Exercise
Pictures do not belong in the copy; restate the records below word for word.

Data rows
"""
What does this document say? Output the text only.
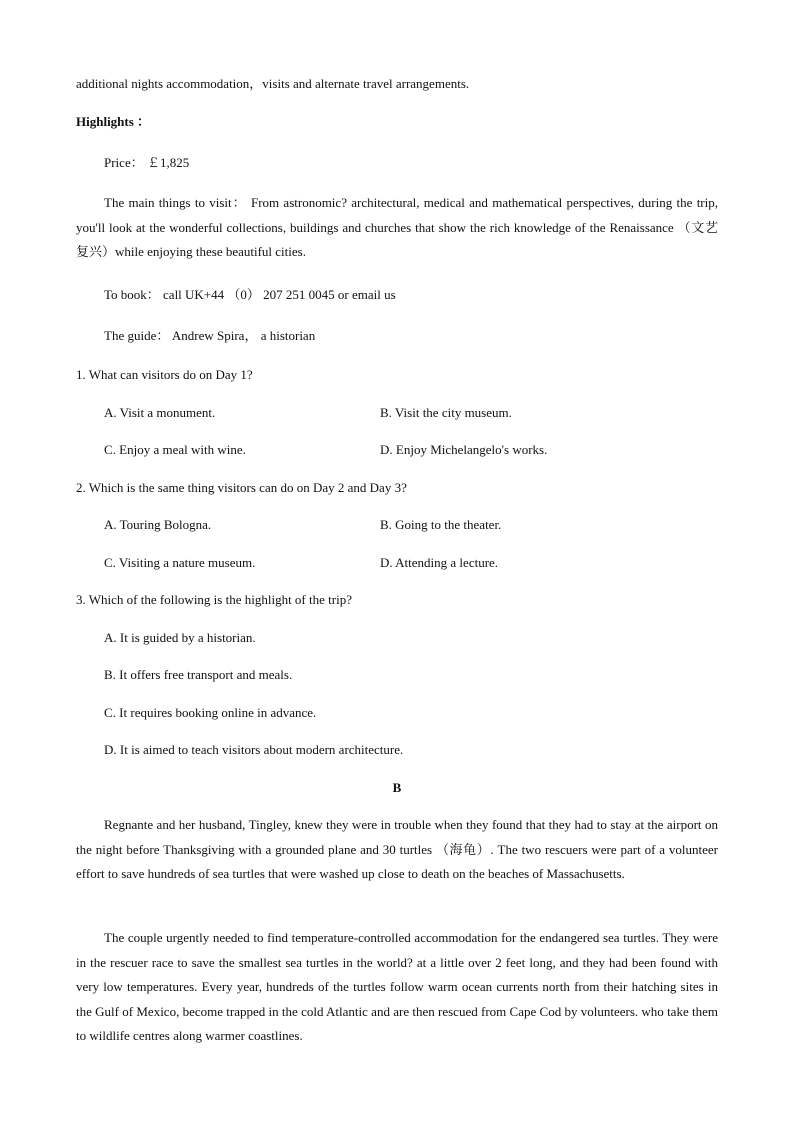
additional nights accommodation，visits and alternate travel arrangements.
Highlights ：
Price： ￡1,825
The main things to visit： From astronomic? architectural, medical and mathematical perspectives, during the trip, you'll look at the wonderful collections, buildings and churches that show the rich knowledge of the Renaissance （文艺复兴）while enjoying these beautiful cities.
To book： call UK+44 （0） 207 251 0045 or email us
The guide： Andrew Spira， a historian
1. What can visitors do on Day 1?
A. Visit a monument.	B. Visit the city museum.
C. Enjoy a meal with wine.	D. Enjoy Michelangelo's works.
2. Which is the same thing visitors can do on Day 2 and Day 3?
A. Touring Bologna.	B. Going to the theater.
C. Visiting a nature museum.	D. Attending a lecture.
3. Which of the following is the highlight of the trip?
A. It is guided by a historian.
B. It offers free transport and meals.
C. It requires booking online in advance.
D. It is aimed to teach visitors about modern architecture.
B
Regnante and her husband, Tingley, knew they were in trouble when they found that they had to stay at the airport on the night before Thanksgiving with a grounded plane and 30 turtles （海龟）. The two rescuers were part of a volunteer effort to save hundreds of sea turtles that were washed up close to death on the beaches of Massachusetts.
The couple urgently needed to find temperature-controlled accommodation for the endangered sea turtles. They were in the rescuer race to save the smallest sea turtles in the world? at a little over 2 feet long, and they had been found with very low temperatures. Every year, hundreds of the turtles follow warm ocean currents north from their hatching sites in the Gulf of Mexico, become trapped in the cold Atlantic and are then rescued from Cape Cod by volunteers. who take them to wildlife centres along warmer coastlines.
"""
Final result
What does this document say? Output the text only.
additional nights accommodation，visits and alternate travel arrangements.
Highlights ：
Price： ￡1,825
The main things to visit： From astronomic? architectural, medical and mathematical perspectives, during the trip, you'll look at the wonderful collections, buildings and churches that show the rich knowledge of the Renaissance （文艺复兴）while enjoying these beautiful cities.
To book： call UK+44 （0） 207 251 0045 or email us
The guide： Andrew Spira， a historian
1. What can visitors do on Day 1?
A. Visit a monument.	B. Visit the city museum.
C. Enjoy a meal with wine.	D. Enjoy Michelangelo's works.
2. Which is the same thing visitors can do on Day 2 and Day 3?
A. Touring Bologna.	B. Going to the theater.
C. Visiting a nature museum.	D. Attending a lecture.
3. Which of the following is the highlight of the trip?
A. It is guided by a historian.
B. It offers free transport and meals.
C. It requires booking online in advance.
D. It is aimed to teach visitors about modern architecture.
B
Regnante and her husband, Tingley, knew they were in trouble when they found that they had to stay at the airport on the night before Thanksgiving with a grounded plane and 30 turtles （海龟）. The two rescuers were part of a volunteer effort to save hundreds of sea turtles that were washed up close to death on the beaches of Massachusetts.
The couple urgently needed to find temperature-controlled accommodation for the endangered sea turtles. They were in the rescuer race to save the smallest sea turtles in the world? at a little over 2 feet long, and they had been found with very low temperatures. Every year, hundreds of the turtles follow warm ocean currents north from their hatching sites in the Gulf of Mexico, become trapped in the cold Atlantic and are then rescued from Cape Cod by volunteers. who take them to wildlife centres along warmer coastlines.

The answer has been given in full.